PROBLEM STATEMENT
How many lines of the records below contain the word "csak"? Answer with the number alone.

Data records
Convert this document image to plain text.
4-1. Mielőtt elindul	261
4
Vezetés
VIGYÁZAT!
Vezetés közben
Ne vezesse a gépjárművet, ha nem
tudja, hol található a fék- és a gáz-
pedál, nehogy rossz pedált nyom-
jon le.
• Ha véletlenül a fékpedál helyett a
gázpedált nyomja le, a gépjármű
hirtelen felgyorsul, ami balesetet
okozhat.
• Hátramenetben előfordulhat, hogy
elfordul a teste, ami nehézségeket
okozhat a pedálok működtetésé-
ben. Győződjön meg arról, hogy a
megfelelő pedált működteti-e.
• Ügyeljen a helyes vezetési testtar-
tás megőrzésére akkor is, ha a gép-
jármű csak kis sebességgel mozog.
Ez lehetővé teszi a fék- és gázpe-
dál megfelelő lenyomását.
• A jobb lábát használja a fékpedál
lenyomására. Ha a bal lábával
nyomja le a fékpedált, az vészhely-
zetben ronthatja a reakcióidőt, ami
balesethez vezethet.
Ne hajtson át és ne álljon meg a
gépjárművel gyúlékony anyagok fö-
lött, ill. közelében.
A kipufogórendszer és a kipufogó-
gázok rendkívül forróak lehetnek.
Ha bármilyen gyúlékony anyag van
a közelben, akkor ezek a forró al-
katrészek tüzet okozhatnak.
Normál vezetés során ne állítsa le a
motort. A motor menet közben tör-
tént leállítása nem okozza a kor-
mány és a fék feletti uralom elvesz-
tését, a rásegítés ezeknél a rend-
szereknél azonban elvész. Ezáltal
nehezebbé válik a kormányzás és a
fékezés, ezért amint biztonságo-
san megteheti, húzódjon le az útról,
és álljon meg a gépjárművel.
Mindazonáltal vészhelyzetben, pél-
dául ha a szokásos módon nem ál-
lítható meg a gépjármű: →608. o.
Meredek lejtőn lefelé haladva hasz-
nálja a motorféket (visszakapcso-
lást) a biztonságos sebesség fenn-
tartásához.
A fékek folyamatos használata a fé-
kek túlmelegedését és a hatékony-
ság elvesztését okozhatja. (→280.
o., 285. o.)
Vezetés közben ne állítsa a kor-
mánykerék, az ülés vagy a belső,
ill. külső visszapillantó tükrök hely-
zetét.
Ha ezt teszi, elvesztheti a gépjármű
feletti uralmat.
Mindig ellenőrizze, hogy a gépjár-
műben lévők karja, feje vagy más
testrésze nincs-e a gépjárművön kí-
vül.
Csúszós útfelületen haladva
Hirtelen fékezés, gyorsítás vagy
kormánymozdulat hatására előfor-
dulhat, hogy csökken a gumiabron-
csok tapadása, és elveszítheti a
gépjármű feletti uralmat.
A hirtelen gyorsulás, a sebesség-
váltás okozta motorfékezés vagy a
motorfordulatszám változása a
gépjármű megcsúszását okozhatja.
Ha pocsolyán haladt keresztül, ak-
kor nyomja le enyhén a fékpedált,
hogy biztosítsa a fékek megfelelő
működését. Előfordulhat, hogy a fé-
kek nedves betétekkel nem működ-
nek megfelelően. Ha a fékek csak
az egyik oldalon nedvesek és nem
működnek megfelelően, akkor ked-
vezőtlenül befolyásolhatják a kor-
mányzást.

OUTPUT FOR THIS EXERCISE
2